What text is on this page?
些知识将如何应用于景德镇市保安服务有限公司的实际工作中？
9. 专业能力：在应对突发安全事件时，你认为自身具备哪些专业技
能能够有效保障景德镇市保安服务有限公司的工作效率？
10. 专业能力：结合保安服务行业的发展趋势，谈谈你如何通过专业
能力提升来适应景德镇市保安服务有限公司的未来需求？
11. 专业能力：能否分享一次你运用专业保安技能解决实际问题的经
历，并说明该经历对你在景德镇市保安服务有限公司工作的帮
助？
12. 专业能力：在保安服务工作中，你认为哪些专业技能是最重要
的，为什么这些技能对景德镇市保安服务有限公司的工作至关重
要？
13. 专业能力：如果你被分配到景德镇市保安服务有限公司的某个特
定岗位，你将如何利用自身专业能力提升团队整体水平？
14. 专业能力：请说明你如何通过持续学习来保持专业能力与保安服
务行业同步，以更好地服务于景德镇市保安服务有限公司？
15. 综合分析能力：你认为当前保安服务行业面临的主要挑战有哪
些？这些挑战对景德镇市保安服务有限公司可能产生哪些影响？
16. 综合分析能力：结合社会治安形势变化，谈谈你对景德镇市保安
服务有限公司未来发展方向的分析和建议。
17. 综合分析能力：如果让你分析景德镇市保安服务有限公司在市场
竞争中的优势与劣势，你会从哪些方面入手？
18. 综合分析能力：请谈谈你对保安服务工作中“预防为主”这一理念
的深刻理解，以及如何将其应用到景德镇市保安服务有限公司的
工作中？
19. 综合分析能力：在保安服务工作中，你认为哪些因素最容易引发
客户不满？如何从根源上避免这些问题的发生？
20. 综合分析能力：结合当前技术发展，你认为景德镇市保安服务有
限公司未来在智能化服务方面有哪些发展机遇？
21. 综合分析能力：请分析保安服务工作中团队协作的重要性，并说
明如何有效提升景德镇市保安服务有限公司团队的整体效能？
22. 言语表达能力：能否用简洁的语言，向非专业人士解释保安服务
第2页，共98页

———

• [REQUIRED WORK] Copy out each record exactly as given, omitting none.

• [EXPECTED ANSWER]
What text is on this page?
些知识将如何应用于景德镇市保安服务有限公司的实际工作中？
9. 专业能力：在应对突发安全事件时，你认为自身具备哪些专业技
能能够有效保障景德镇市保安服务有限公司的工作效率？
10. 专业能力：结合保安服务行业的发展趋势，谈谈你如何通过专业
能力提升来适应景德镇市保安服务有限公司的未来需求？
11. 专业能力：能否分享一次你运用专业保安技能解决实际问题的经
历，并说明该经历对你在景德镇市保安服务有限公司工作的帮
助？
12. 专业能力：在保安服务工作中，你认为哪些专业技能是最重要
的，为什么这些技能对景德镇市保安服务有限公司的工作至关重
要？
13. 专业能力：如果你被分配到景德镇市保安服务有限公司的某个特
定岗位，你将如何利用自身专业能力提升团队整体水平？
14. 专业能力：请说明你如何通过持续学习来保持专业能力与保安服
务行业同步，以更好地服务于景德镇市保安服务有限公司？
15. 综合分析能力：你认为当前保安服务行业面临的主要挑战有哪
些？这些挑战对景德镇市保安服务有限公司可能产生哪些影响？
16. 综合分析能力：结合社会治安形势变化，谈谈你对景德镇市保安
服务有限公司未来发展方向的分析和建议。
17. 综合分析能力：如果让你分析景德镇市保安服务有限公司在市场
竞争中的优势与劣势，你会从哪些方面入手？
18. 综合分析能力：请谈谈你对保安服务工作中“预防为主”这一理念
的深刻理解，以及如何将其应用到景德镇市保安服务有限公司的
工作中？
19. 综合分析能力：在保安服务工作中，你认为哪些因素最容易引发
客户不满？如何从根源上避免这些问题的发生？
20. 综合分析能力：结合当前技术发展，你认为景德镇市保安服务有
限公司未来在智能化服务方面有哪些发展机遇？
21. 综合分析能力：请分析保安服务工作中团队协作的重要性，并说
明如何有效提升景德镇市保安服务有限公司团队的整体效能？
22. 言语表达能力：能否用简洁的语言，向非专业人士解释保安服务
第2页，共98页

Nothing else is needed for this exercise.